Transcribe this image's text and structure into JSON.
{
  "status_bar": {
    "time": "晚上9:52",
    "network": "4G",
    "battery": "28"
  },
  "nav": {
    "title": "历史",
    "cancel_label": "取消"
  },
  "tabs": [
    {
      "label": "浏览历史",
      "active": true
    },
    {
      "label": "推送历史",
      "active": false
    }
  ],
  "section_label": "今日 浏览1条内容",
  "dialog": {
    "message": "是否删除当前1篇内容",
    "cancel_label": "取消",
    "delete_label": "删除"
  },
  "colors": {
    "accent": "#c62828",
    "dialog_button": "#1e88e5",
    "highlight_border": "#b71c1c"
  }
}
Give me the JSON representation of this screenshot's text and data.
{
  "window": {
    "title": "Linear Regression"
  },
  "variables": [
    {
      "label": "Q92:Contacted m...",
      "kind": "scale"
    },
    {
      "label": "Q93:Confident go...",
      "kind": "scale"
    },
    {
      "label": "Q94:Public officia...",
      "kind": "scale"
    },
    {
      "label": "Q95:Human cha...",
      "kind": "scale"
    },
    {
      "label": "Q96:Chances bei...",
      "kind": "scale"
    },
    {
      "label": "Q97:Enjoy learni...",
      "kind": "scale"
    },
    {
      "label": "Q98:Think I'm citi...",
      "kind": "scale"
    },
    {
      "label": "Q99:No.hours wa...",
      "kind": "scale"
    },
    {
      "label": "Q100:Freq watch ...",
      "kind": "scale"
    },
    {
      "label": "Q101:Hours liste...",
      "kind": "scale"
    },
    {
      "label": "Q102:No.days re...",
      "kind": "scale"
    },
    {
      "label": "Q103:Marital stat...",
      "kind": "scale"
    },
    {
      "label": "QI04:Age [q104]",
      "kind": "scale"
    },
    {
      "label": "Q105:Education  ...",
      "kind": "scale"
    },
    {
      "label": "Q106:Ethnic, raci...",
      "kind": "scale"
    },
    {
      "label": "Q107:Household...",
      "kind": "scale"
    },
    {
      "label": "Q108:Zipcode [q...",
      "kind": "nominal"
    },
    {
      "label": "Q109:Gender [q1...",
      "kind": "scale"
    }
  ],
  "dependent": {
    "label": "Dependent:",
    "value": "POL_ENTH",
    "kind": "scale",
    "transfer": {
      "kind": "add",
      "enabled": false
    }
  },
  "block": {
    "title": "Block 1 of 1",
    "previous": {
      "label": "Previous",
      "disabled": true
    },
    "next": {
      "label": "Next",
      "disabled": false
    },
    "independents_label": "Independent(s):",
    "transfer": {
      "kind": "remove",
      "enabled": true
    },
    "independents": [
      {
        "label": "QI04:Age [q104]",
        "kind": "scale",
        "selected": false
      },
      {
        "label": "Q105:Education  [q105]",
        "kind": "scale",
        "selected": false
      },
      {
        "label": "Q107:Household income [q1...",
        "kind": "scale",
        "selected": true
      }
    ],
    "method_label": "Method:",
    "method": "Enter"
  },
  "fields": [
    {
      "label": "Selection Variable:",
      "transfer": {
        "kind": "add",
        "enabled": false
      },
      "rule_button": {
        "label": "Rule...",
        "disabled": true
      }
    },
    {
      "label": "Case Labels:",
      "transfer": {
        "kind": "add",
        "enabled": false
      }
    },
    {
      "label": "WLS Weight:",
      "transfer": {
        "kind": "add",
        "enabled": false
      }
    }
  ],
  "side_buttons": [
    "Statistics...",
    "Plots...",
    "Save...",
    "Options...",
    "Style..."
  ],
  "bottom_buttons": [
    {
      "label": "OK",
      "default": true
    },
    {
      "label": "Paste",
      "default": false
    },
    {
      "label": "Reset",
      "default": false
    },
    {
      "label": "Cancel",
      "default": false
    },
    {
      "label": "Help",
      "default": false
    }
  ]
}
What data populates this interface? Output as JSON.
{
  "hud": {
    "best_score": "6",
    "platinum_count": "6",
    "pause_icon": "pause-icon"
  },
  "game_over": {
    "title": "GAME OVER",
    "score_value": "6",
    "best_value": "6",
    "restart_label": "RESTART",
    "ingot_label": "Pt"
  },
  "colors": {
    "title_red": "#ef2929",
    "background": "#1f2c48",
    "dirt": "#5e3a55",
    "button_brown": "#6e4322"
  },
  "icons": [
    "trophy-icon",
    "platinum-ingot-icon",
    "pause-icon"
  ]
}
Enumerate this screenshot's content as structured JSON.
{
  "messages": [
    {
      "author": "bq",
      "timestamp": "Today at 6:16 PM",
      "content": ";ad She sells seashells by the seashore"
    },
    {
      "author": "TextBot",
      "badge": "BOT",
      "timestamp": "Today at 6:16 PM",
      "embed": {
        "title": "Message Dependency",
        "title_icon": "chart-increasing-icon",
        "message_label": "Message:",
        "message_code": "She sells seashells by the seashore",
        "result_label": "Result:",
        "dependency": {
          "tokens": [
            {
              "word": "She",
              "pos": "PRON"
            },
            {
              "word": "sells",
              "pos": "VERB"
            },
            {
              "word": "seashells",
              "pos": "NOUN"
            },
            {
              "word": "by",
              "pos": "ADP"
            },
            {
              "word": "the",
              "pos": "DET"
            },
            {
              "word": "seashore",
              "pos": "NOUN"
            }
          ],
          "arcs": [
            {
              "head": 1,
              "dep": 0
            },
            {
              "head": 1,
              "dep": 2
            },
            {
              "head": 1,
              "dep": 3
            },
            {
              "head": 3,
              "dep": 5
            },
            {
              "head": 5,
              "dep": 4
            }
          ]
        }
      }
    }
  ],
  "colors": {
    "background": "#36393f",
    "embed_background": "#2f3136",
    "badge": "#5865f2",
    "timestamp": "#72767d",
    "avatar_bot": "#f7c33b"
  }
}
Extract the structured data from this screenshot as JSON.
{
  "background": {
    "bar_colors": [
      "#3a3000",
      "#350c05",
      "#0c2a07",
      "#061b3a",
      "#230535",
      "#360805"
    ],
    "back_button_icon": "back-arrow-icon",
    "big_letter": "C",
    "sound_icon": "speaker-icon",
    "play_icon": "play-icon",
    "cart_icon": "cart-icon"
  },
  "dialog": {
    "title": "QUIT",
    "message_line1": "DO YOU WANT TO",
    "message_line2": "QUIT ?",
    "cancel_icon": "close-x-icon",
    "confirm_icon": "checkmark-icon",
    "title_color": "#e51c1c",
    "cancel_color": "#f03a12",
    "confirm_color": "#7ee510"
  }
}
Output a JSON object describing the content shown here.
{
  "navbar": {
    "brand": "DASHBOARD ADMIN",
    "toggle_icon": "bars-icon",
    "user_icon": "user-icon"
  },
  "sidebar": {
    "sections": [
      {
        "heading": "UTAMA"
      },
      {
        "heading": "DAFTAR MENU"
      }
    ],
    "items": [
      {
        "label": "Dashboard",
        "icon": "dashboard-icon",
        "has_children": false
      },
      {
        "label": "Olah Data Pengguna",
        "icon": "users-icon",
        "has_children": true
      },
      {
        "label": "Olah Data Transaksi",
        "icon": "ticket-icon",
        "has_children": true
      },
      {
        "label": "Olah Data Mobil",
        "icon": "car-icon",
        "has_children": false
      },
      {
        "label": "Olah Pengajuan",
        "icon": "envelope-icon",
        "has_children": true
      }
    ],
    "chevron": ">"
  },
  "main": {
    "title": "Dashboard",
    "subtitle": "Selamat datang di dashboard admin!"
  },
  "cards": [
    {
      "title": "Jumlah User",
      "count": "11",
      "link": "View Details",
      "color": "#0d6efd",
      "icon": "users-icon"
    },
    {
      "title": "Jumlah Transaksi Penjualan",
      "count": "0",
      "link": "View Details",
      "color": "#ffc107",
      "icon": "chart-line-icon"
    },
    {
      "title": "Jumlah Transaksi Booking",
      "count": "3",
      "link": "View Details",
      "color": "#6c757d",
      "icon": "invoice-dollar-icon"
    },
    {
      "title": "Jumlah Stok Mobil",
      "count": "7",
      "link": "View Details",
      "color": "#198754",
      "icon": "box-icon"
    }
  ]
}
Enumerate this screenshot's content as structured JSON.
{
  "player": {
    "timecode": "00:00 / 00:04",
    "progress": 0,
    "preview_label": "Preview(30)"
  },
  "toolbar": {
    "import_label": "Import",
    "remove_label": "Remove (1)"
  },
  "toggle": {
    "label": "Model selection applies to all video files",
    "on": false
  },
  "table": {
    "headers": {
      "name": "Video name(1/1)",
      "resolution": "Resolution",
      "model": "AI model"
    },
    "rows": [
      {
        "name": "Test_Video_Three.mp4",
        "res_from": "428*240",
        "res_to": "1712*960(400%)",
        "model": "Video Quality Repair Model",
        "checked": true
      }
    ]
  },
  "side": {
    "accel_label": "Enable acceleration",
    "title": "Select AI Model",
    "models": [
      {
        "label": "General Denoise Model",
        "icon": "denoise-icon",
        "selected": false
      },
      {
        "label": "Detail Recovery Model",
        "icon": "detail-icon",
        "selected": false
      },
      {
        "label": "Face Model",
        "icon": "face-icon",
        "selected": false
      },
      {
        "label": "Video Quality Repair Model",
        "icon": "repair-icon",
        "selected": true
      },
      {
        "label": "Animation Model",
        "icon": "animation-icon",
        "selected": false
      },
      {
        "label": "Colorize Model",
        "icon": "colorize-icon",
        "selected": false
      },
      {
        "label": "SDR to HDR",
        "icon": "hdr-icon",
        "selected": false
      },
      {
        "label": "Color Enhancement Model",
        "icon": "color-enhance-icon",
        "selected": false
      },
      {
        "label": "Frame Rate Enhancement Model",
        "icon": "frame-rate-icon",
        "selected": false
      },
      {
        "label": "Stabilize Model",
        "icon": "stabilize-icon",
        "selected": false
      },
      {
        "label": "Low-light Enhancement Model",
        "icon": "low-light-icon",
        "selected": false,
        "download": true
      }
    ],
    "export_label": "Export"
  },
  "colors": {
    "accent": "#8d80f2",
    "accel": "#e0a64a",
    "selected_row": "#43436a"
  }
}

STATED PROBLEM:
Using the records given above, list every line that includes the word "name".

SOLUTION TO THE EXERCISE:
      "name": "Video name(1/1)",
        "name": "Test_Video_Three.mp4",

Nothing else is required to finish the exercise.